[AIM OF THE EXERCISE]
Set the listing down again exactly, please, apart from its pictures.

Collection entries
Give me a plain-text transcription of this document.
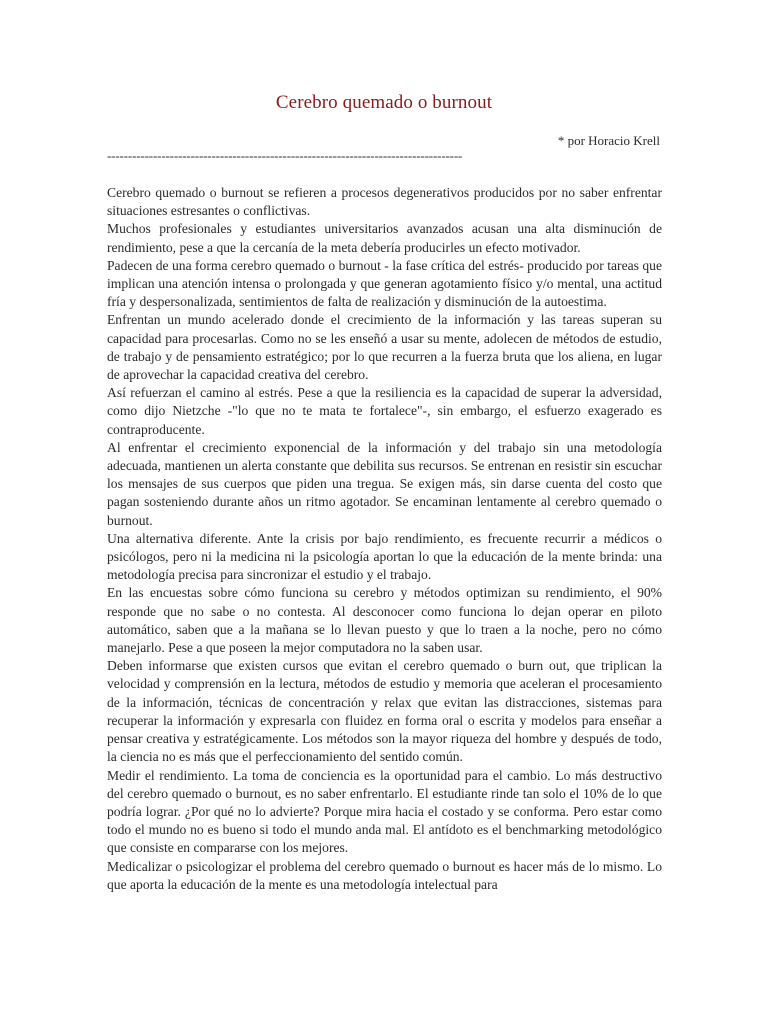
Cerebro quemado o burnout
* por Horacio Krell
-------------------------------------------------------------------------------------

Cerebro quemado o burnout se refieren a procesos degenerativos producidos por no saber enfrentar situaciones estresantes o conflictivas.

Muchos profesionales y estudiantes universitarios avanzados acusan una alta disminución de rendimiento, pese a que la cercanía de la meta debería producirles un efecto motivador.

Padecen de una forma cerebro quemado o burnout - la fase crítica del estrés- producido por tareas que implican una atención intensa o prolongada y que generan agotamiento físico y/o mental, una actitud fría y despersonalizada, sentimientos de falta de realización y disminución de la autoestima.

Enfrentan un mundo acelerado donde el crecimiento de la información y las tareas superan su capacidad para procesarlas. Como no se les enseñó a usar su mente, adolecen de métodos de estudio, de trabajo y de pensamiento estratégico; por lo que recurren a la fuerza bruta que los aliena, en lugar de aprovechar la capacidad creativa del cerebro.

Así refuerzan el camino al estrés. Pese a que la resiliencia es la capacidad de superar la adversidad, como dijo Nietzche -"lo que no te mata te fortalece"-, sin embargo, el esfuerzo exagerado es contraproducente.

Al enfrentar el crecimiento exponencial de la información y del trabajo sin una metodología adecuada, mantienen un alerta constante que debilita sus recursos. Se entrenan en resistir sin escuchar los mensajes de sus cuerpos que piden una tregua. Se exigen más, sin darse cuenta del costo que pagan sosteniendo durante años un ritmo agotador. Se encaminan lentamente al cerebro quemado o burnout.

Una alternativa diferente. Ante la crisis por bajo rendimiento, es frecuente recurrir a médicos o psicólogos, pero ni la medicina ni la psicología aportan lo que la educación de la mente brinda: una metodología precisa para sincronizar el estudio y el trabajo.

En las encuestas sobre cómo funciona su cerebro y métodos optimizan su rendimiento, el 90% responde que no sabe o no contesta. Al desconocer como funciona lo dejan operar en piloto automático, saben que a la mañana se lo llevan puesto y que lo traen a la noche, pero no cómo manejarlo. Pese a que poseen la mejor computadora no la saben usar.

Deben informarse que existen cursos que evitan el cerebro quemado o burn out, que triplican la velocidad y comprensión en la lectura, métodos de estudio y memoria que aceleran el procesamiento de la información, técnicas de concentración y relax que evitan las distracciones, sistemas para recuperar la información y expresarla con fluidez en forma oral o escrita y modelos para enseñar a pensar creativa y estratégicamente. Los métodos son la mayor riqueza del hombre y después de todo, la ciencia no es más que el perfeccionamiento del sentido común.

Medir el rendimiento. La toma de conciencia es la oportunidad para el cambio. Lo más destructivo del cerebro quemado o burnout, es no saber enfrentarlo. El estudiante rinde tan solo el 10% de lo que podría lograr. ¿Por qué no lo advierte? Porque mira hacia el costado y se conforma. Pero estar como todo el mundo no es bueno si todo el mundo anda mal. El antídoto es el benchmarking metodológico que consiste en compararse con los mejores.

Medicalizar o psicologizar el problema del cerebro quemado o burnout es hacer más de lo mismo. Lo que aporta la educación de la mente es una metodología intelectual para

[ANSWER]
Give me a plain-text transcription of this document.
Cerebro quemado o burnout
* por Horacio Krell
-------------------------------------------------------------------------------------

Cerebro quemado o burnout se refieren a procesos degenerativos producidos por no saber enfrentar situaciones estresantes o conflictivas.

Muchos profesionales y estudiantes universitarios avanzados acusan una alta disminución de rendimiento, pese a que la cercanía de la meta debería producirles un efecto motivador.

Padecen de una forma cerebro quemado o burnout - la fase crítica del estrés- producido por tareas que implican una atención intensa o prolongada y que generan agotamiento físico y/o mental, una actitud fría y despersonalizada, sentimientos de falta de realización y disminución de la autoestima.

Enfrentan un mundo acelerado donde el crecimiento de la información y las tareas superan su capacidad para procesarlas. Como no se les enseñó a usar su mente, adolecen de métodos de estudio, de trabajo y de pensamiento estratégico; por lo que recurren a la fuerza bruta que los aliena, en lugar de aprovechar la capacidad creativa del cerebro.

Así refuerzan el camino al estrés. Pese a que la resiliencia es la capacidad de superar la adversidad, como dijo Nietzche -"lo que no te mata te fortalece"-, sin embargo, el esfuerzo exagerado es contraproducente.

Al enfrentar el crecimiento exponencial de la información y del trabajo sin una metodología adecuada, mantienen un alerta constante que debilita sus recursos. Se entrenan en resistir sin escuchar los mensajes de sus cuerpos que piden una tregua. Se exigen más, sin darse cuenta del costo que pagan sosteniendo durante años un ritmo agotador. Se encaminan lentamente al cerebro quemado o burnout.

Una alternativa diferente. Ante la crisis por bajo rendimiento, es frecuente recurrir a médicos o psicólogos, pero ni la medicina ni la psicología aportan lo que la educación de la mente brinda: una metodología precisa para sincronizar el estudio y el trabajo.

En las encuestas sobre cómo funciona su cerebro y métodos optimizan su rendimiento, el 90% responde que no sabe o no contesta. Al desconocer como funciona lo dejan operar en piloto automático, saben que a la mañana se lo llevan puesto y que lo traen a la noche, pero no cómo manejarlo. Pese a que poseen la mejor computadora no la saben usar.

Deben informarse que existen cursos que evitan el cerebro quemado o burn out, que triplican la velocidad y comprensión en la lectura, métodos de estudio y memoria que aceleran el procesamiento de la información, técnicas de concentración y relax que evitan las distracciones, sistemas para recuperar la información y expresarla con fluidez en forma oral o escrita y modelos para enseñar a pensar creativa y estratégicamente. Los métodos son la mayor riqueza del hombre y después de todo, la ciencia no es más que el perfeccionamiento del sentido común.

Medir el rendimiento. La toma de conciencia es la oportunidad para el cambio. Lo más destructivo del cerebro quemado o burnout, es no saber enfrentarlo. El estudiante rinde tan solo el 10% de lo que podría lograr. ¿Por qué no lo advierte? Porque mira hacia el costado y se conforma. Pero estar como todo el mundo no es bueno si todo el mundo anda mal. El antídoto es el benchmarking metodológico que consiste en compararse con los mejores.

Medicalizar o psicologizar el problema del cerebro quemado o burnout es hacer más de lo mismo. Lo que aporta la educación de la mente es una metodología intelectual para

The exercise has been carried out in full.